▶ [Task]:
Rewrite the items below so that every "data-point-immigrants" reads "data-point-migrants", and keep everything else the same.
>> Begin
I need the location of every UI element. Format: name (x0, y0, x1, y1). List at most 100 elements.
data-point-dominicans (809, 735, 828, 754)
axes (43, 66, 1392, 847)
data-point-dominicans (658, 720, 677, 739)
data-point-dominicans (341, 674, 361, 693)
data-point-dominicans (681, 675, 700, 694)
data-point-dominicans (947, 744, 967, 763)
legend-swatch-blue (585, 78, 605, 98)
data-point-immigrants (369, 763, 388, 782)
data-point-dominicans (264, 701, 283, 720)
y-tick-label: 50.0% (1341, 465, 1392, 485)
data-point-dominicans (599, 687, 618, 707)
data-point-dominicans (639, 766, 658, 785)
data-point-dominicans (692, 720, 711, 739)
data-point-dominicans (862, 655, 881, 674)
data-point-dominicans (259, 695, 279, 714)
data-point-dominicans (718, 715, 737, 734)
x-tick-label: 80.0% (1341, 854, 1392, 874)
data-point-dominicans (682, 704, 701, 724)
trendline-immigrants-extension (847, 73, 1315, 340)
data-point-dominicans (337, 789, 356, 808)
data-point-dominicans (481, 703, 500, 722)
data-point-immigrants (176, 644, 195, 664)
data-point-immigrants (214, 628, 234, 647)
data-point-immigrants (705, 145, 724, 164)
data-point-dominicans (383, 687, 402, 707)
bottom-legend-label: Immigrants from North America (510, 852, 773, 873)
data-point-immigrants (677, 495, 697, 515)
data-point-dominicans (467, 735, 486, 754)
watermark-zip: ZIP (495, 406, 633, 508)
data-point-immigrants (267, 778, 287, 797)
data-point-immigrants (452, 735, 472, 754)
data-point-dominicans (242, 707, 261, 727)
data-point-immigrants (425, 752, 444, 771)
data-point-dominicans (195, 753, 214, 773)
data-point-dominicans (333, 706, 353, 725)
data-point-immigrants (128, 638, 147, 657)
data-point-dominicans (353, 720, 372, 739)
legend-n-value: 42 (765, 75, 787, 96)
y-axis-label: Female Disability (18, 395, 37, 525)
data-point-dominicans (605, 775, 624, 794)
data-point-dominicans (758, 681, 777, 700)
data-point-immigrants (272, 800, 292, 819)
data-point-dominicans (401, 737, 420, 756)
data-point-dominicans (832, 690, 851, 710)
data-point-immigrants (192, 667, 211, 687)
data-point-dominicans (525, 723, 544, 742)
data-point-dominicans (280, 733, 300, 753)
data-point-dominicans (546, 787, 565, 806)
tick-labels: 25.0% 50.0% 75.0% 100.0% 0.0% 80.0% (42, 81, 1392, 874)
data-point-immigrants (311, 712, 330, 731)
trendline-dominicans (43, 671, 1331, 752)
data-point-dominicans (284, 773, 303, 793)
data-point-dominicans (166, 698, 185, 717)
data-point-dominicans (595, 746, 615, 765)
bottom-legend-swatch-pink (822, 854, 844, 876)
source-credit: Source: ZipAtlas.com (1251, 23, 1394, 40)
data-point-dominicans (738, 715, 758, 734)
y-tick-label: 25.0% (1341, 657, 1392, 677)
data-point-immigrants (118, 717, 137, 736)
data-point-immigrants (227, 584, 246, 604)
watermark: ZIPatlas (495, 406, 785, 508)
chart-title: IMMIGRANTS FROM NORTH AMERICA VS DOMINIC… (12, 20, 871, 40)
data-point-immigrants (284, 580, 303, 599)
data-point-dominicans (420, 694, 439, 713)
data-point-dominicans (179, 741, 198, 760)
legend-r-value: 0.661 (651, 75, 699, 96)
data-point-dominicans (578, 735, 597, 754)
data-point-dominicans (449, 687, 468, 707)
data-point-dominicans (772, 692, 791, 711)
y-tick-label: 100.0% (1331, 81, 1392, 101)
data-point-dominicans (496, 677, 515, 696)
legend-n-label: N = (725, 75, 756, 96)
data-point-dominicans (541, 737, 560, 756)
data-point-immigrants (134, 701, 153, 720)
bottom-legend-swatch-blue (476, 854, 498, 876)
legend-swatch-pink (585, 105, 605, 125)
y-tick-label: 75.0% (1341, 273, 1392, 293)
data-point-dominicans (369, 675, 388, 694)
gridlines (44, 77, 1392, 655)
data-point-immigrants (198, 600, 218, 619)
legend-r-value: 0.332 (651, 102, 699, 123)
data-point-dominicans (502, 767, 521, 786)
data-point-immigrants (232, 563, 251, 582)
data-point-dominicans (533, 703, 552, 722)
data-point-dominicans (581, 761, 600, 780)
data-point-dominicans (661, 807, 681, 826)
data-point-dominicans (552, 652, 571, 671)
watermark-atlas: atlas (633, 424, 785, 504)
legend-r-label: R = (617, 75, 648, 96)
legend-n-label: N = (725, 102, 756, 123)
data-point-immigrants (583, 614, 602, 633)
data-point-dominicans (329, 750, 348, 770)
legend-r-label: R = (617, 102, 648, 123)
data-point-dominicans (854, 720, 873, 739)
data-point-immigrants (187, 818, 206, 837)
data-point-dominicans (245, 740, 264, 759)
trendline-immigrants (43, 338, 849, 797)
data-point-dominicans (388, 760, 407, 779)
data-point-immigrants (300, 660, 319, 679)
>> End
▶ [Full output]:
I need the location of every UI element. Format: name (x0, y0, x1, y1). List at most 100 elements.
data-point-dominicans (809, 735, 828, 754)
axes (43, 66, 1392, 847)
data-point-dominicans (658, 720, 677, 739)
data-point-dominicans (341, 674, 361, 693)
data-point-dominicans (681, 675, 700, 694)
data-point-dominicans (947, 744, 967, 763)
legend-swatch-blue (585, 78, 605, 98)
data-point-migrants (369, 763, 388, 782)
data-point-dominicans (264, 701, 283, 720)
y-tick-label: 50.0% (1341, 465, 1392, 485)
data-point-dominicans (599, 687, 618, 707)
data-point-dominicans (639, 766, 658, 785)
data-point-dominicans (692, 720, 711, 739)
data-point-dominicans (862, 655, 881, 674)
data-point-dominicans (259, 695, 279, 714)
data-point-dominicans (718, 715, 737, 734)
x-tick-label: 80.0% (1341, 854, 1392, 874)
data-point-dominicans (682, 704, 701, 724)
trendline-immigrants-extension (847, 73, 1315, 340)
data-point-dominicans (337, 789, 356, 808)
data-point-dominicans (481, 703, 500, 722)
data-point-migrants (176, 644, 195, 664)
data-point-migrants (214, 628, 234, 647)
data-point-migrants (705, 145, 724, 164)
data-point-dominicans (383, 687, 402, 707)
bottom-legend-label: Immigrants from North America (510, 852, 773, 873)
data-point-migrants (677, 495, 697, 515)
data-point-dominicans (467, 735, 486, 754)
watermark-zip: ZIP (495, 406, 633, 508)
data-point-migrants (267, 778, 287, 797)
data-point-migrants (452, 735, 472, 754)
data-point-dominicans (242, 707, 261, 727)
data-point-migrants (425, 752, 444, 771)
data-point-dominicans (195, 753, 214, 773)
data-point-dominicans (333, 706, 353, 725)
data-point-migrants (128, 638, 147, 657)
data-point-dominicans (353, 720, 372, 739)
legend-n-value: 42 (765, 75, 787, 96)
y-axis-label: Female Disability (18, 395, 37, 525)
data-point-dominicans (605, 775, 624, 794)
data-point-dominicans (758, 681, 777, 700)
data-point-migrants (272, 800, 292, 819)
data-point-dominicans (401, 737, 420, 756)
data-point-dominicans (832, 690, 851, 710)
data-point-migrants (192, 667, 211, 687)
data-point-dominicans (525, 723, 544, 742)
data-point-dominicans (280, 733, 300, 753)
data-point-dominicans (546, 787, 565, 806)
tick-labels: 25.0% 50.0% 75.0% 100.0% 0.0% 80.0% (42, 81, 1392, 874)
data-point-migrants (311, 712, 330, 731)
trendline-dominicans (43, 671, 1331, 752)
data-point-dominicans (284, 773, 303, 793)
data-point-dominicans (166, 698, 185, 717)
data-point-dominicans (595, 746, 615, 765)
bottom-legend-swatch-pink (822, 854, 844, 876)
source-credit: Source: ZipAtlas.com (1251, 23, 1394, 40)
data-point-dominicans (738, 715, 758, 734)
y-tick-label: 25.0% (1341, 657, 1392, 677)
data-point-migrants (118, 717, 137, 736)
data-point-migrants (227, 584, 246, 604)
watermark: ZIPatlas (495, 406, 785, 508)
chart-title: IMMIGRANTS FROM NORTH AMERICA VS DOMINIC… (12, 20, 871, 40)
data-point-migrants (284, 580, 303, 599)
data-point-dominicans (420, 694, 439, 713)
data-point-dominicans (179, 741, 198, 760)
legend-r-value: 0.661 (651, 75, 699, 96)
data-point-dominicans (578, 735, 597, 754)
data-point-dominicans (449, 687, 468, 707)
data-point-dominicans (772, 692, 791, 711)
y-tick-label: 100.0% (1331, 81, 1392, 101)
data-point-dominicans (496, 677, 515, 696)
legend-n-label: N = (725, 75, 756, 96)
data-point-dominicans (541, 737, 560, 756)
data-point-migrants (134, 701, 153, 720)
bottom-legend-swatch-blue (476, 854, 498, 876)
legend-swatch-pink (585, 105, 605, 125)
y-tick-label: 75.0% (1341, 273, 1392, 293)
data-point-dominicans (369, 675, 388, 694)
gridlines (44, 77, 1392, 655)
data-point-migrants (198, 600, 218, 619)
legend-r-value: 0.332 (651, 102, 699, 123)
data-point-dominicans (502, 767, 521, 786)
data-point-migrants (232, 563, 251, 582)
data-point-dominicans (533, 703, 552, 722)
data-point-dominicans (581, 761, 600, 780)
data-point-dominicans (661, 807, 681, 826)
data-point-dominicans (552, 652, 571, 671)
watermark-atlas: atlas (633, 424, 785, 504)
legend-r-label: R = (617, 75, 648, 96)
legend-n-label: N = (725, 102, 756, 123)
data-point-migrants (583, 614, 602, 633)
data-point-dominicans (329, 750, 348, 770)
legend-r-label: R = (617, 102, 648, 123)
data-point-dominicans (854, 720, 873, 739)
data-point-migrants (187, 818, 206, 837)
data-point-dominicans (245, 740, 264, 759)
trendline-immigrants (43, 338, 849, 797)
data-point-dominicans (388, 760, 407, 779)
data-point-migrants (300, 660, 319, 679)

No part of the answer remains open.